● **Required task**
Write out every entry, unchanged. Skip any picture.

● **The records**
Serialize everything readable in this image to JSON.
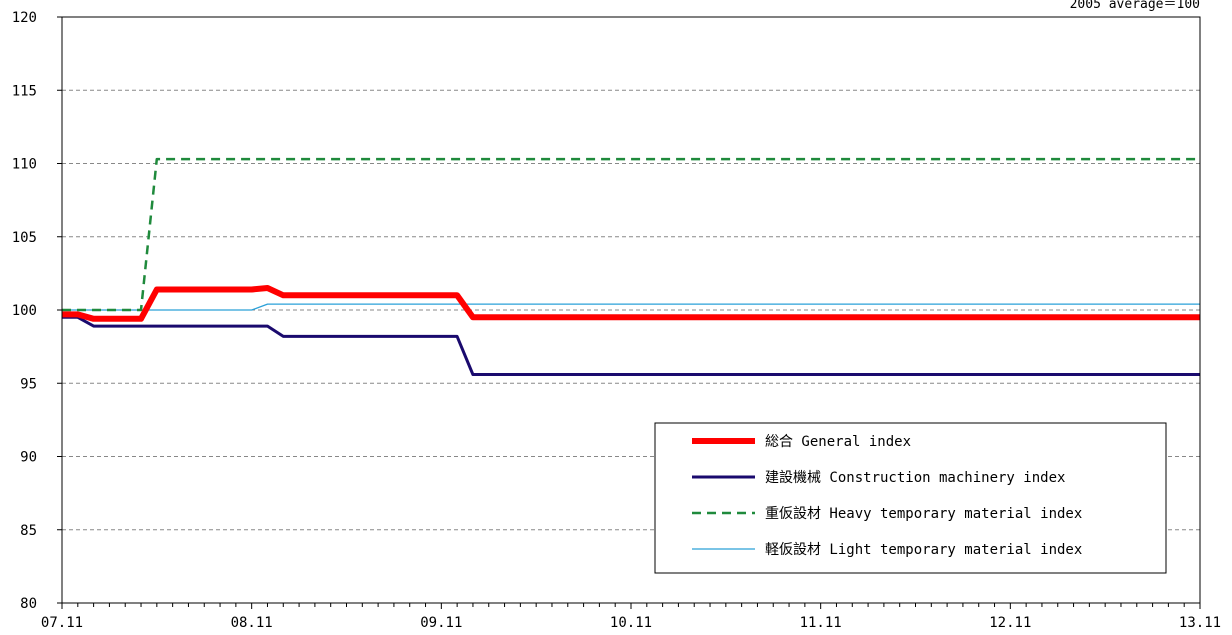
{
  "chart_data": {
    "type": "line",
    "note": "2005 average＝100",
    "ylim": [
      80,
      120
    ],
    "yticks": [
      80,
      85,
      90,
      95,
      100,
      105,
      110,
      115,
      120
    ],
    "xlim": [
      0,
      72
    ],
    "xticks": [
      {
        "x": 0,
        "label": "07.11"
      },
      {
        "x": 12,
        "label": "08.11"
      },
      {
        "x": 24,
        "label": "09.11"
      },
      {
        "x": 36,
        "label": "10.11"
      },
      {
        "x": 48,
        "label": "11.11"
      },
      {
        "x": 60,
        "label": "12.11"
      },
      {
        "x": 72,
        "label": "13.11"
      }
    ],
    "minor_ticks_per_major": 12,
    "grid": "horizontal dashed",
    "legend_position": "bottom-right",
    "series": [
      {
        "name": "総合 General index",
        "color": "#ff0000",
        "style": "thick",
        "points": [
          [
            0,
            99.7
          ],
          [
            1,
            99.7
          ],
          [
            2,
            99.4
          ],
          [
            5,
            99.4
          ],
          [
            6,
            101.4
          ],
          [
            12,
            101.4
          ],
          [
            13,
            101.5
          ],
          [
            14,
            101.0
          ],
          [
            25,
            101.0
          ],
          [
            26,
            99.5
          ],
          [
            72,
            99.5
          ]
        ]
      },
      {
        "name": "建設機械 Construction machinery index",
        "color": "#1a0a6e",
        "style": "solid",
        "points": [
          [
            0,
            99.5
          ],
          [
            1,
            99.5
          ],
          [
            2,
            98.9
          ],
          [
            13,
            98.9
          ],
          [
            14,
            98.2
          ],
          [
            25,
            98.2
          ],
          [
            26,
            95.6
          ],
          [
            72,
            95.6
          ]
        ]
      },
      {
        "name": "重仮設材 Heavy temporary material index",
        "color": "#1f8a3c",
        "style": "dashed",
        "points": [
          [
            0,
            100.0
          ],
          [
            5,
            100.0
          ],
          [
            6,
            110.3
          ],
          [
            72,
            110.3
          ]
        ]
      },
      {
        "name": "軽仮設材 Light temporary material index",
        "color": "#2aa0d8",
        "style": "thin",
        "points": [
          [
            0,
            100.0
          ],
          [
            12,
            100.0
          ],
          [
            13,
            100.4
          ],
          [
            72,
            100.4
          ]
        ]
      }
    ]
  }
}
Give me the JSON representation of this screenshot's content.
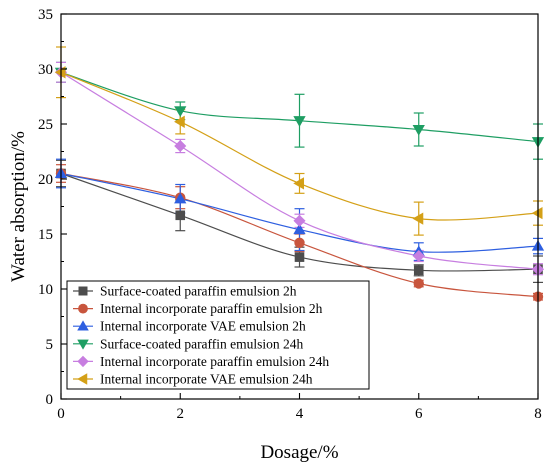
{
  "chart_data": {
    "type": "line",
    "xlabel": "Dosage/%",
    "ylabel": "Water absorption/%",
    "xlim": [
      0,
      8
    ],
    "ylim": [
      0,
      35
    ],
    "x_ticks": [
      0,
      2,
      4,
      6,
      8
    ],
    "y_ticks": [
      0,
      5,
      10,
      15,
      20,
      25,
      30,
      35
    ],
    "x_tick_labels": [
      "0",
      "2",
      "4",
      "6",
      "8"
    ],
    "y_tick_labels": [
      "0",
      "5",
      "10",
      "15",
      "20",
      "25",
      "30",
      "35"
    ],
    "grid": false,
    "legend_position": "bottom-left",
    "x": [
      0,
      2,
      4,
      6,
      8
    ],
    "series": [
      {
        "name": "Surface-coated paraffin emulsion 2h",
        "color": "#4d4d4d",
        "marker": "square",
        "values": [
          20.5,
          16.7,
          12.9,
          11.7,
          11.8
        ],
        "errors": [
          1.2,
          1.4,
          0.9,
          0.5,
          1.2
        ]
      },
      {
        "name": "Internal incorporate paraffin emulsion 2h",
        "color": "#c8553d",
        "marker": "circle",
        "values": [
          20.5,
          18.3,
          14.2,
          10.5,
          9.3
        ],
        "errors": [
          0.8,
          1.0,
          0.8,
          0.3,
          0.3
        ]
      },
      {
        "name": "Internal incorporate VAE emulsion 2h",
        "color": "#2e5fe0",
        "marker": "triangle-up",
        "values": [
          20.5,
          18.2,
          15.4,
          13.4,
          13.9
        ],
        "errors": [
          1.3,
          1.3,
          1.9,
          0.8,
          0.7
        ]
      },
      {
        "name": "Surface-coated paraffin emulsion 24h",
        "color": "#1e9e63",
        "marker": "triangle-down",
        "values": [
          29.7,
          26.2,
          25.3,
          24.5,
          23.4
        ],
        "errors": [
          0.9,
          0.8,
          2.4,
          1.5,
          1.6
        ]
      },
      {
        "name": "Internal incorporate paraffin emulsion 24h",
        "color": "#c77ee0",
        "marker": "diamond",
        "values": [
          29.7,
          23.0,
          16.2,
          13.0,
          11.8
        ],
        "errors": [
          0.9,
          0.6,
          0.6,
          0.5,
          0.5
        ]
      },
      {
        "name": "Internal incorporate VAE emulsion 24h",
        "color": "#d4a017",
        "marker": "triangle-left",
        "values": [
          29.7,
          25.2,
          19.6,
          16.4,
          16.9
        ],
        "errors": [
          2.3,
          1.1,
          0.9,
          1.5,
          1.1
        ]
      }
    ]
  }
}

● **Exercise solution**
Serialize everything readable in this image to JSON.
{
  "chart_data": {
    "type": "line",
    "note": "2005 average＝100",
    "ylim": [
      80,
      120
    ],
    "yticks": [
      80,
      85,
      90,
      95,
      100,
      105,
      110,
      115,
      120
    ],
    "xlim": [
      0,
      72
    ],
    "xticks": [
      {
        "x": 0,
        "label": "07.11"
      },
      {
        "x": 12,
        "label": "08.11"
      },
      {
        "x": 24,
        "label": "09.11"
      },
      {
        "x": 36,
        "label": "10.11"
      },
      {
        "x": 48,
        "label": "11.11"
      },
      {
        "x": 60,
        "label": "12.11"
      },
      {
        "x": 72,
        "label": "13.11"
      }
    ],
    "minor_ticks_per_major": 12,
    "grid": "horizontal dashed",
    "legend_position": "bottom-right",
    "series": [
      {
        "name": "総合 General index",
        "color": "#ff0000",
        "style": "thick",
        "points": [
          [
            0,
            99.7
          ],
          [
            1,
            99.7
          ],
          [
            2,
            99.4
          ],
          [
            5,
            99.4
          ],
          [
            6,
            101.4
          ],
          [
            12,
            101.4
          ],
          [
            13,
            101.5
          ],
          [
            14,
            101.0
          ],
          [
            25,
            101.0
          ],
          [
            26,
            99.5
          ],
          [
            72,
            99.5
          ]
        ]
      },
      {
        "name": "建設機械 Construction machinery index",
        "color": "#1a0a6e",
        "style": "solid",
        "points": [
          [
            0,
            99.5
          ],
          [
            1,
            99.5
          ],
          [
            2,
            98.9
          ],
          [
            13,
            98.9
          ],
          [
            14,
            98.2
          ],
          [
            25,
            98.2
          ],
          [
            26,
            95.6
          ],
          [
            72,
            95.6
          ]
        ]
      },
      {
        "name": "重仮設材 Heavy temporary material index",
        "color": "#1f8a3c",
        "style": "dashed",
        "points": [
          [
            0,
            100.0
          ],
          [
            5,
            100.0
          ],
          [
            6,
            110.3
          ],
          [
            72,
            110.3
          ]
        ]
      },
      {
        "name": "軽仮設材 Light temporary material index",
        "color": "#2aa0d8",
        "style": "thin",
        "points": [
          [
            0,
            100.0
          ],
          [
            12,
            100.0
          ],
          [
            13,
            100.4
          ],
          [
            72,
            100.4
          ]
        ]
      }
    ]
  }
}
Give me the JSON representation of this screenshot's content.
{
  "chart_data": {
    "type": "line",
    "xlabel": "Dosage/%",
    "ylabel": "Water absorption/%",
    "xlim": [
      0,
      8
    ],
    "ylim": [
      0,
      35
    ],
    "x_ticks": [
      0,
      2,
      4,
      6,
      8
    ],
    "y_ticks": [
      0,
      5,
      10,
      15,
      20,
      25,
      30,
      35
    ],
    "x_tick_labels": [
      "0",
      "2",
      "4",
      "6",
      "8"
    ],
    "y_tick_labels": [
      "0",
      "5",
      "10",
      "15",
      "20",
      "25",
      "30",
      "35"
    ],
    "grid": false,
    "legend_position": "bottom-left",
    "x": [
      0,
      2,
      4,
      6,
      8
    ],
    "series": [
      {
        "name": "Surface-coated paraffin emulsion 2h",
        "color": "#4d4d4d",
        "marker": "square",
        "values": [
          20.5,
          16.7,
          12.9,
          11.7,
          11.8
        ],
        "errors": [
          1.2,
          1.4,
          0.9,
          0.5,
          1.2
        ]
      },
      {
        "name": "Internal incorporate paraffin emulsion 2h",
        "color": "#c8553d",
        "marker": "circle",
        "values": [
          20.5,
          18.3,
          14.2,
          10.5,
          9.3
        ],
        "errors": [
          0.8,
          1.0,
          0.8,
          0.3,
          0.3
        ]
      },
      {
        "name": "Internal incorporate VAE emulsion 2h",
        "color": "#2e5fe0",
        "marker": "triangle-up",
        "values": [
          20.5,
          18.2,
          15.4,
          13.4,
          13.9
        ],
        "errors": [
          1.3,
          1.3,
          1.9,
          0.8,
          0.7
        ]
      },
      {
        "name": "Surface-coated paraffin emulsion 24h",
        "color": "#1e9e63",
        "marker": "triangle-down",
        "values": [
          29.7,
          26.2,
          25.3,
          24.5,
          23.4
        ],
        "errors": [
          0.9,
          0.8,
          2.4,
          1.5,
          1.6
        ]
      },
      {
        "name": "Internal incorporate paraffin emulsion 24h",
        "color": "#c77ee0",
        "marker": "diamond",
        "values": [
          29.7,
          23.0,
          16.2,
          13.0,
          11.8
        ],
        "errors": [
          0.9,
          0.6,
          0.6,
          0.5,
          0.5
        ]
      },
      {
        "name": "Internal incorporate VAE emulsion 24h",
        "color": "#d4a017",
        "marker": "triangle-left",
        "values": [
          29.7,
          25.2,
          19.6,
          16.4,
          16.9
        ],
        "errors": [
          2.3,
          1.1,
          0.9,
          1.5,
          1.1
        ]
      }
    ]
  }
}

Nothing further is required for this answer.